I received instead a carefully prepared statement from the company. It said: “It is important to note that while Floxin is from the same class of drugs, quinolones, it has a different chemical structure [from Omniflox] … a completely different safety profile and has been proven worldwide as a safe and effective drug.… In the United States alone, ofloxacin has been on the market for almost two years and millions of prescriptions have been written since that time.
“We’re not aware of any labeling changes. Floxin continues to be a marketed product and the drug is doing very well.”
It turned out that both the company doctor and the PR statement were wrong. The Floxin label had already been significantly altered. About a month after she told me there was no new label, the publicist sent me a copy of the new label—which had been approved by the FDA two months before I ever asked for it. The paragraph about central nervous system effects included new warnings about “agitation, nervousness/anxiety … paranoia and depression, nightmares, insomnia and rarely suicidal thoughts or acts. These reactions may occur following the first dose.” The company also now warned that ofloxacin “should be used with caution in patients with a known or suspected CNS disorder that may predispose to seizures or lower the seizure threshold.” There were also many additional adverse reactions, and seizures had been added to the list of hypersensitivity reactions. Of special interest to Stacy Phillips was a brand-new warning of an interaction with nonsteroidal anti-inflammatory drugs (NSAIDs), which “may increase the risk of CNS stimulation and convulsive seizures.” That was certainly something Stacy’s physician might have liked to know before prescribing her Floxin and the NSAID Motrin.
When I inquired what the company was doing to make sure prescribing doctors knew about all this new language, I was asked to submit my question in writing. Ortho’s written response was, “We do not believe that the changes made to the package insert reflect any basic change in the well-established overall safety profile.” In short, they hadn’t done anything.
The company pointed out, once again, that Floxin “has been used by over 100 million people worldwide and has been shown to be safe and effective when used in accordance with product labeling recommendations. Like all prescription drugs it has a side effect profile which the doctor must weigh in treating the patient. As described in the labeling, serious side effects with ofloxacin are rare when used according to product labeling recommendations.” The company said it had “evaluated in a number of volunteer studies the potential for CNS toxicity. In all of these trials, the results of which were submitted and reviewed by the FDA, ofloxacin displayed no CNS toxicity [my emphasis].”
By the time the new label showed up, I had decided to write a magazine article about Diane’s situation and the adverse reaction we were having to her adverse drug reaction. As I was working on the story, I received word that Dr. Sidney Wolfe, the medical consumer advocate at Ralph Nader’s watchdog group Public Citizen, was about to unleash an updated version of his controversial best-seller Worst Pills, Best Pills: The Older Adult’s Guide to Avoiding Drug-Induced Death or Illness.
Even though it was quite impossible to get him on the phone, Wolfe did finally agree to fax me an advance galley of what his book would have to say about quinolones. He called them “one of the biggest selling and most overprescribed new classes of drugs in the United States.” He noted that “no quinolone is the drug of choice for … bronchitis or … the commonest … community-acquired pneumonia. With rare exceptions, quinolones are not the drug of choice for other infections.” The seven-day course of quinolone treatment, however, “can cost between seven and twenty-one times more than equally effective (for most infections) treatment with other drugs.”

▶ _ENTRIES PROVIDED_:
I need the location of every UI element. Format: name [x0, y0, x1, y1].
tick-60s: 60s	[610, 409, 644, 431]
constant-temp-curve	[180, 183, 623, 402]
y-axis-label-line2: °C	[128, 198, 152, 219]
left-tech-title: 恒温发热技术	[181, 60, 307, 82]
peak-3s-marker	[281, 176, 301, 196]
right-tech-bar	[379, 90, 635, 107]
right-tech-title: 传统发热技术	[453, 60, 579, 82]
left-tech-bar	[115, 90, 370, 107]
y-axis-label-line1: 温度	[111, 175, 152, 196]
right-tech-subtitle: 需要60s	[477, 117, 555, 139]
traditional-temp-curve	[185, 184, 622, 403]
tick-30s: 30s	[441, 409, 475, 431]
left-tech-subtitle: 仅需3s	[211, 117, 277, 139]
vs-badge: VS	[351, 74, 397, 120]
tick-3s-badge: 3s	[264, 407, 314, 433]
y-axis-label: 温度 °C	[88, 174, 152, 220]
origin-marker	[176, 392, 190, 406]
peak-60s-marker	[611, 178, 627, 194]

▶ _EXERCISE REQUIREMENTS_:
**1.** Reproduce everything in the Floxin passage from "I received instead" down to "since that time.".
**2.** List each central nervous system reaction named in the new warnings quoted from the revised label in the Floxin passage.
**3.** Answer from the Floxin passage:
(a) According to the company's first statement, how long had ofloxacin been on the market in the United States?
(b) How many people worldwide did the company say had used Floxin?
(c) How much more can the seven-day course of quinolone treatment cost than equally effective treatment with other drugs?
Work from the Floxin passage alone, without drawing on the entries.

▶ _NUMBERED RESPONSES_:
**1.**
I received instead a carefully prepared statement from the company. It said: “It is important to note that while Floxin is from the same class of drugs, quinolones, it has a different chemical structure [from Omniflox] … a completely different safety profile and has been proven worldwide as a safe and effective drug.… In the United States alone, ofloxacin has been on the market for almost two years and millions of prescriptions have been written since that time.

**2.**
- agitation
- nervousness/anxiety
- paranoia
- depression
- nightmares
- insomnia
- suicidal thoughts or acts (rarely)

**3.**
(a) Almost two years.
(b) Over 100 million.
(c) Between seven and twenty-one times more.